Materials provided:
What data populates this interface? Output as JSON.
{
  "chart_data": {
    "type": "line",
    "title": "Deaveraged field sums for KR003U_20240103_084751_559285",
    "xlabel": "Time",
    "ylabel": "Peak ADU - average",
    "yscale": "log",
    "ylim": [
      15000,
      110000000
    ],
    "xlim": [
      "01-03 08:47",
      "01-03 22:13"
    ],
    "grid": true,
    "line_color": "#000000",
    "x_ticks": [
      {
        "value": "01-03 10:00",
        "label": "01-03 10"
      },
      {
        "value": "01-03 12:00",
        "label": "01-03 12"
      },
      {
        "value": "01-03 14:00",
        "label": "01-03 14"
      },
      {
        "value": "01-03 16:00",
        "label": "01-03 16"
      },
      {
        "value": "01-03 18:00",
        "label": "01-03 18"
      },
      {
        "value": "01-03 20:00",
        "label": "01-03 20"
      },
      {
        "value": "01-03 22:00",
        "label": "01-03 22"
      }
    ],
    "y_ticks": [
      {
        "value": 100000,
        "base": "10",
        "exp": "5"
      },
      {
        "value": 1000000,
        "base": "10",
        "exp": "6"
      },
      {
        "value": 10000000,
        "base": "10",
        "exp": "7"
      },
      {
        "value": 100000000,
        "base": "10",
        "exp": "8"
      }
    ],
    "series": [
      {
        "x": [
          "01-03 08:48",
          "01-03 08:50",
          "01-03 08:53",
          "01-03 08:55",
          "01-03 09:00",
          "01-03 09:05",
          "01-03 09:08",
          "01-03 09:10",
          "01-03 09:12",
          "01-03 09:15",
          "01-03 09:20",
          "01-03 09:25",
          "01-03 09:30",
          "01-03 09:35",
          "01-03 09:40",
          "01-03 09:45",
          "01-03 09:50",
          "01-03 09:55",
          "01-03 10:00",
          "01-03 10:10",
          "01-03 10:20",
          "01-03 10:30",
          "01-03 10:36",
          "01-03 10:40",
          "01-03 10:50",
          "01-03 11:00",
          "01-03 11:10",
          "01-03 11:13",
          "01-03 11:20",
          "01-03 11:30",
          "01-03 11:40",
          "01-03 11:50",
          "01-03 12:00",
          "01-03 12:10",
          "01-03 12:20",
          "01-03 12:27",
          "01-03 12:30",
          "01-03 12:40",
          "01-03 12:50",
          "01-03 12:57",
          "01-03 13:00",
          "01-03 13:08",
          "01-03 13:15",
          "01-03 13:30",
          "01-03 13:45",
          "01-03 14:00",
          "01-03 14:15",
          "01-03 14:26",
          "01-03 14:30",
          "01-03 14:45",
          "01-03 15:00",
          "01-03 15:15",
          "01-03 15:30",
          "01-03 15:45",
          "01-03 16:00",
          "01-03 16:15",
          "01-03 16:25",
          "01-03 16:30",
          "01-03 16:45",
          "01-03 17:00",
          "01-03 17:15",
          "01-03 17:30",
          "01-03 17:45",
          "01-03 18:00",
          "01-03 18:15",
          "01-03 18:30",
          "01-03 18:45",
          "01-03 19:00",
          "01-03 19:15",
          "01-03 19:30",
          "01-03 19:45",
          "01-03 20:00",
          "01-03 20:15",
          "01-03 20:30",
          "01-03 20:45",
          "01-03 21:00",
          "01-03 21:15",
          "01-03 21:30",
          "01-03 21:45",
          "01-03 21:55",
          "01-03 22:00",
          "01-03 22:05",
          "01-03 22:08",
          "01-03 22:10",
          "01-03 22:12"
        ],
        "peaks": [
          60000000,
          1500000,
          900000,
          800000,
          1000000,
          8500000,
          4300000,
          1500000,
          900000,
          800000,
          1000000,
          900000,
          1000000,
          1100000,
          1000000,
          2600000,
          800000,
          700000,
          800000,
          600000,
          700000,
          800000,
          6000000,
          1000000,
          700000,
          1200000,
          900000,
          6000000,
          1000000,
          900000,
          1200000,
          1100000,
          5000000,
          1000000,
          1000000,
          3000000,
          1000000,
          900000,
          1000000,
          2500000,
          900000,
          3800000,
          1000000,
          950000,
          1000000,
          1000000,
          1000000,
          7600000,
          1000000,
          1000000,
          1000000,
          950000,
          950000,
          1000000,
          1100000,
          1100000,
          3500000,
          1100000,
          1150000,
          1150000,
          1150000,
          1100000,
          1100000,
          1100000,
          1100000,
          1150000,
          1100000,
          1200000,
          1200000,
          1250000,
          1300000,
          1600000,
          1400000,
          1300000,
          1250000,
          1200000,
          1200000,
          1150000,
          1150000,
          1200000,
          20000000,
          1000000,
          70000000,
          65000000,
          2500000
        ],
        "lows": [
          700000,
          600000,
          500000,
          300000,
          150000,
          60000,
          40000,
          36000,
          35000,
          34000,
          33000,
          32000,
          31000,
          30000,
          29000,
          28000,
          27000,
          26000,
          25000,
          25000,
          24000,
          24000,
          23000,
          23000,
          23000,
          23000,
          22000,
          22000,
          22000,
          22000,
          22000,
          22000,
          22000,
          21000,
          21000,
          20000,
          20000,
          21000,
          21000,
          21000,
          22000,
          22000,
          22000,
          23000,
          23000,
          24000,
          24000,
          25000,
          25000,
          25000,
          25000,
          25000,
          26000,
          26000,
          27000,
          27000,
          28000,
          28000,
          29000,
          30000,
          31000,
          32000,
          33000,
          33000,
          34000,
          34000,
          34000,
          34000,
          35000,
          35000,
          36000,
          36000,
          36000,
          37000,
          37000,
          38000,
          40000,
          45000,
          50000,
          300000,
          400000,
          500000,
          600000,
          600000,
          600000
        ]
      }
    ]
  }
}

What you have to do: Pick out lines containing the word "value", each one as written.

Solution to this exercise:
        "value": "01-03 10:00",
        "value": "01-03 12:00",
        "value": "01-03 14:00",
        "value": "01-03 16:00",
        "value": "01-03 18:00",
        "value": "01-03 20:00",
        "value": "01-03 22:00",
        "value": 100000,
        "value": 1000000,
        "value": 10000000,
        "value": 100000000,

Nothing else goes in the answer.